§ Written task:
Only the number is needed: how many lines contain the word "better"?

§ Figure record listings:
===

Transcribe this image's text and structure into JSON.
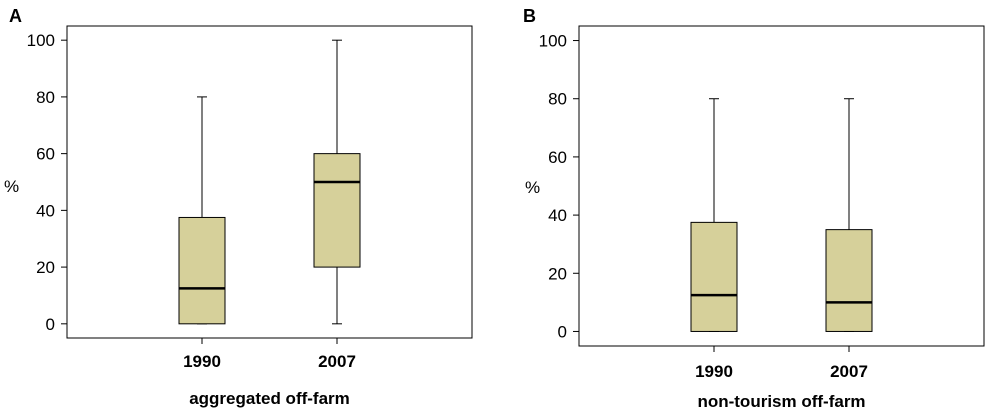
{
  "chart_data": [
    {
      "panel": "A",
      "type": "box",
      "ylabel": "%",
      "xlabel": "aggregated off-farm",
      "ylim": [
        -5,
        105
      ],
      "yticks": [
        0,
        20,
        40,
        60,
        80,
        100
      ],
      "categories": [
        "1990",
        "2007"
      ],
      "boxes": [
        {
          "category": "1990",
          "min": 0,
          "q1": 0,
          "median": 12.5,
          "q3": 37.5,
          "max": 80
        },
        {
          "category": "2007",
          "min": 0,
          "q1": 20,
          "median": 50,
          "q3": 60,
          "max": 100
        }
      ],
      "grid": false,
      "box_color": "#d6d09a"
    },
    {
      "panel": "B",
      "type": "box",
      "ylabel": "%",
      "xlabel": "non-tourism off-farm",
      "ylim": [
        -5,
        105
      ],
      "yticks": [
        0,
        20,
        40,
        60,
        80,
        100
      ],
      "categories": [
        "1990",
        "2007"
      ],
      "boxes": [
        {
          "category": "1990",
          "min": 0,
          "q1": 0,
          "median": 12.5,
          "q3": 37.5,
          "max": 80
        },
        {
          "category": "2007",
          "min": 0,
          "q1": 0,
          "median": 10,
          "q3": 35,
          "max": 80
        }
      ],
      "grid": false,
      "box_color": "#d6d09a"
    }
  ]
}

===

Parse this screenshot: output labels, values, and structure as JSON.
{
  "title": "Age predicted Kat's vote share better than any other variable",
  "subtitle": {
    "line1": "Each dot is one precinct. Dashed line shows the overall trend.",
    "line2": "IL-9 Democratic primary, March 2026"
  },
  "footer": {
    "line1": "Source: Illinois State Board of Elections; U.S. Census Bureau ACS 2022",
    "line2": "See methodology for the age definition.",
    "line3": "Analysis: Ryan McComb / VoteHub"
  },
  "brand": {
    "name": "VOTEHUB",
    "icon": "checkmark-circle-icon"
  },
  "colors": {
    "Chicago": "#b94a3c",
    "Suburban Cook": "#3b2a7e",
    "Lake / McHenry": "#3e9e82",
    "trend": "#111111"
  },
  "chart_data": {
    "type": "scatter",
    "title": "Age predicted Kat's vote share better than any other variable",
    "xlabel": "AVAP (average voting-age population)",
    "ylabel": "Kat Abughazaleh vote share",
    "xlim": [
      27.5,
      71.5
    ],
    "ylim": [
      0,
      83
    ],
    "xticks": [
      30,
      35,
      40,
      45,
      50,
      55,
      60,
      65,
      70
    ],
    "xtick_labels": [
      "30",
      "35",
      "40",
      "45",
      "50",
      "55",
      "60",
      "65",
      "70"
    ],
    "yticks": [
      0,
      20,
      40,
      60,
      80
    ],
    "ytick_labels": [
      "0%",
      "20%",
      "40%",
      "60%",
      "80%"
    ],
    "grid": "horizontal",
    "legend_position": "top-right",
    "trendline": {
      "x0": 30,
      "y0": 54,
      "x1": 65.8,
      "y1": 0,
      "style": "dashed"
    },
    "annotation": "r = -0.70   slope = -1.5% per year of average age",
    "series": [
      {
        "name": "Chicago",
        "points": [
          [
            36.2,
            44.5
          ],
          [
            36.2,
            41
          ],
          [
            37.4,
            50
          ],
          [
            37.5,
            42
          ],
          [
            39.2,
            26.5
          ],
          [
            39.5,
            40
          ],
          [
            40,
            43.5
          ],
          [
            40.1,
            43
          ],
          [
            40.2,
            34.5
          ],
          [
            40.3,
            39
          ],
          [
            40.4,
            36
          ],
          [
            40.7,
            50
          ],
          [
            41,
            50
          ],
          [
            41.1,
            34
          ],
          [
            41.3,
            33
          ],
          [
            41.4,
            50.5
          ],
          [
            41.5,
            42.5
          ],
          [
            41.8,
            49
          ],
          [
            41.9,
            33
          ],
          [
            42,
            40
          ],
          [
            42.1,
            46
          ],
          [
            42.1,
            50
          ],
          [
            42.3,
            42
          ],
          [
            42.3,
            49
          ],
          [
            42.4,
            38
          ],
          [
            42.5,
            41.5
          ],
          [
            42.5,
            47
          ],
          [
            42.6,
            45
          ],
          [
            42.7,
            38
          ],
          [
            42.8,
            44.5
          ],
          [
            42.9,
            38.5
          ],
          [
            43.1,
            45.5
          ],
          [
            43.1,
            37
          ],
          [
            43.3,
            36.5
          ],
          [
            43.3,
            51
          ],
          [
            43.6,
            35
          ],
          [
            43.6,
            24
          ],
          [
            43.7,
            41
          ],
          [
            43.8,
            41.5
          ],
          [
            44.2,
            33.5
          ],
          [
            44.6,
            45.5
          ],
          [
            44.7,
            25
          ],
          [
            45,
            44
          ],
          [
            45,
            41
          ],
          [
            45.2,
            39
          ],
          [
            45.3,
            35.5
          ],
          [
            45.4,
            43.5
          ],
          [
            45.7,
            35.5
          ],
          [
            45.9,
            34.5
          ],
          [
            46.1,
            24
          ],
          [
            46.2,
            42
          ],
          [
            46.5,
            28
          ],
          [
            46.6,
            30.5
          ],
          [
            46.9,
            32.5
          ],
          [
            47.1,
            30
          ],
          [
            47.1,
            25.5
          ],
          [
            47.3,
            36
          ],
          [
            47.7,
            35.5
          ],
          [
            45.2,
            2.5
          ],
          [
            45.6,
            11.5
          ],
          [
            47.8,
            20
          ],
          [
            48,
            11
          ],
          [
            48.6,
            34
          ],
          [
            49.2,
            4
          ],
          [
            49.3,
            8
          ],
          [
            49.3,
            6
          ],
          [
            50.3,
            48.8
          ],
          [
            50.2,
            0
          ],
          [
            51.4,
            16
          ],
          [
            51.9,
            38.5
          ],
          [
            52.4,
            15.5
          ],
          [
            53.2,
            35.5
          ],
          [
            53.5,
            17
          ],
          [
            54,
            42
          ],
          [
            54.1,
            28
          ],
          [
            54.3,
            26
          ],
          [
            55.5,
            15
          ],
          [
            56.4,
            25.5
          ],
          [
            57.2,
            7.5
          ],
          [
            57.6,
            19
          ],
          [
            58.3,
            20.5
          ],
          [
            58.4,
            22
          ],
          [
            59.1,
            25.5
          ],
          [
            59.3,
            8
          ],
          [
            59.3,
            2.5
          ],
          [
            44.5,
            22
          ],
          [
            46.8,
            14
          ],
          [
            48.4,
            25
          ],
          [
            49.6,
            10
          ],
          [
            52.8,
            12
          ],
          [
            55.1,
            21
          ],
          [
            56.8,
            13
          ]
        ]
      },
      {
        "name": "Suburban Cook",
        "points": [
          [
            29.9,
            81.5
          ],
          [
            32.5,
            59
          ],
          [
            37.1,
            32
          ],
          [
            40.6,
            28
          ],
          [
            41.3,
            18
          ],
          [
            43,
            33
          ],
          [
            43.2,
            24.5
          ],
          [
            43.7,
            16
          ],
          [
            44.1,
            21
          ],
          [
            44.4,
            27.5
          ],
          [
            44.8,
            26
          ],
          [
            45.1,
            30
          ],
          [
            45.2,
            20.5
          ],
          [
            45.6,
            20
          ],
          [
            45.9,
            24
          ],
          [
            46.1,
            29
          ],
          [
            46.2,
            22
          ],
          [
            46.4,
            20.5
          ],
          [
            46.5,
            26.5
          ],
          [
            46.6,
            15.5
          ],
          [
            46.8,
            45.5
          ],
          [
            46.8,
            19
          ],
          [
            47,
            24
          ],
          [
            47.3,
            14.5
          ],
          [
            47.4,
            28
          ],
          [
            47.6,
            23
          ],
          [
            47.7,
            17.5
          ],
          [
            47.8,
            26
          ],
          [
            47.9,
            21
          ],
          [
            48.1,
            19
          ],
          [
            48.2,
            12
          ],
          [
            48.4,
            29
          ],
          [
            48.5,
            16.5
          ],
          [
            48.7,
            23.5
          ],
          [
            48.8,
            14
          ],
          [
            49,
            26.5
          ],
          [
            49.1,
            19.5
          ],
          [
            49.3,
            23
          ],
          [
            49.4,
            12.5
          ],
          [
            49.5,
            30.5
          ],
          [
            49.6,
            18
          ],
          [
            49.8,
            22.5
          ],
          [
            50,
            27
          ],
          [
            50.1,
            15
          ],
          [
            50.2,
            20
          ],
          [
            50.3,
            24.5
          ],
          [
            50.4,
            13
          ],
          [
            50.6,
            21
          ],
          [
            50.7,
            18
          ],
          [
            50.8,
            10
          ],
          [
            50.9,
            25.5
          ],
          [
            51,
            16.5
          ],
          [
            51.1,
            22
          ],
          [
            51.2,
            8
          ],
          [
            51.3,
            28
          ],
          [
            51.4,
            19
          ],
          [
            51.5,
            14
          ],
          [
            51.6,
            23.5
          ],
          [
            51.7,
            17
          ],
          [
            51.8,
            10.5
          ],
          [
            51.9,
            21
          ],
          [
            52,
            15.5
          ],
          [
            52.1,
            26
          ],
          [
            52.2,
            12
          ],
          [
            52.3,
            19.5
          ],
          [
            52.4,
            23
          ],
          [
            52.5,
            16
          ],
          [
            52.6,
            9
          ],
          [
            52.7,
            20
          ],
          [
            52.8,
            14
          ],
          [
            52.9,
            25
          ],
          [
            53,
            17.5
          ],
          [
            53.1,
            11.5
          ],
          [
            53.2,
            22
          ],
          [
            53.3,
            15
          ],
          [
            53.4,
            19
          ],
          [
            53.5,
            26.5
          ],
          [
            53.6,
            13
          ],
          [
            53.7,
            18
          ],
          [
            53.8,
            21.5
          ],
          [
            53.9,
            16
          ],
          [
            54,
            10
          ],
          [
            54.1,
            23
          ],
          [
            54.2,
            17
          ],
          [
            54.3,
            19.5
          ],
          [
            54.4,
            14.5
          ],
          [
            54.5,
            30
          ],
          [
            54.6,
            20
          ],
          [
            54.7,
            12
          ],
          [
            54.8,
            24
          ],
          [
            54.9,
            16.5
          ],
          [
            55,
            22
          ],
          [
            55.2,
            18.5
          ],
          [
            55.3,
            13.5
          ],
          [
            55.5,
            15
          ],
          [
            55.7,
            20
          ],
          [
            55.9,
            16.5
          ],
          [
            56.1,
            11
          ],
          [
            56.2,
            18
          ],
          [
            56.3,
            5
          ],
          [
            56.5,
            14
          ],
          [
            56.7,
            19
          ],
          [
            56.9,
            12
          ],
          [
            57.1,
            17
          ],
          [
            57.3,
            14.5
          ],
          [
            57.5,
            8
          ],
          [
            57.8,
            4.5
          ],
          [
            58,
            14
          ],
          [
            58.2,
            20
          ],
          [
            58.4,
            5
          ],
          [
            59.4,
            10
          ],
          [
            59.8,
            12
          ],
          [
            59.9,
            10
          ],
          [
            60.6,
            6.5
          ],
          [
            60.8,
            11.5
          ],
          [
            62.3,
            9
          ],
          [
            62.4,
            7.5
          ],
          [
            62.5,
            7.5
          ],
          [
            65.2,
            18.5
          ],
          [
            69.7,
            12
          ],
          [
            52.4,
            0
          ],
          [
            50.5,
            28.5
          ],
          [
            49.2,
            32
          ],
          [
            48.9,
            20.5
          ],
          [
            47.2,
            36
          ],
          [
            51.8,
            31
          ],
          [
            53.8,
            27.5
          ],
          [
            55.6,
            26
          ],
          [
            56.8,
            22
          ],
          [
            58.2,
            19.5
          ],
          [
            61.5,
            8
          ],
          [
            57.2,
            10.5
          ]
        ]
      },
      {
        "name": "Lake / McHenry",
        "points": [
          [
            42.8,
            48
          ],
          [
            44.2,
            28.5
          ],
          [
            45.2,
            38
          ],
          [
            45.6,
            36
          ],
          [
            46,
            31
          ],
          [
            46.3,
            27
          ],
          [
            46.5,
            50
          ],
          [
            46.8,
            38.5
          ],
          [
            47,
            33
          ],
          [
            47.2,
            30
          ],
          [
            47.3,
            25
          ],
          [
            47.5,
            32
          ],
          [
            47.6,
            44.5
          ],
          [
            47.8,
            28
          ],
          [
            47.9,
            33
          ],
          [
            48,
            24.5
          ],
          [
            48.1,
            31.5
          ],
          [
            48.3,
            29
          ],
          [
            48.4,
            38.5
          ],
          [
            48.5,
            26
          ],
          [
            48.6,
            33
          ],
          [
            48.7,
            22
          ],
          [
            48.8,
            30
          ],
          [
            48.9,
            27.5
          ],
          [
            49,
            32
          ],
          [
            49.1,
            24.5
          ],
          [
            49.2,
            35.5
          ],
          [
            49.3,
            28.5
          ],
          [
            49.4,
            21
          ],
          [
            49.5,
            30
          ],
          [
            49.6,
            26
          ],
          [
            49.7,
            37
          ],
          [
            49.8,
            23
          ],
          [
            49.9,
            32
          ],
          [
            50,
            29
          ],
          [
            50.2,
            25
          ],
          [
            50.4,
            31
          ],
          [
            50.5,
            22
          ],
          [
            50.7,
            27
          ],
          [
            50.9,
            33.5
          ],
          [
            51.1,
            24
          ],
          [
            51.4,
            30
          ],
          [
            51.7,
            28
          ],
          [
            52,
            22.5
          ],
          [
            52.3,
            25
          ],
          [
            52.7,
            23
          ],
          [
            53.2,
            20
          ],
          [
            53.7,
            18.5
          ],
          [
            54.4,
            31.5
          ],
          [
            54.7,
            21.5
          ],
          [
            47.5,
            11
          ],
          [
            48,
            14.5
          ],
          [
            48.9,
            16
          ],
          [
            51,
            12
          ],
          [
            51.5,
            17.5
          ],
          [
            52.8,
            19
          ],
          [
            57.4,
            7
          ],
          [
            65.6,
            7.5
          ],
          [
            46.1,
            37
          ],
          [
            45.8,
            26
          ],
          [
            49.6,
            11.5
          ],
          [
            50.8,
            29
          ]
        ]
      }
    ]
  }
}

===

§ Full output:
2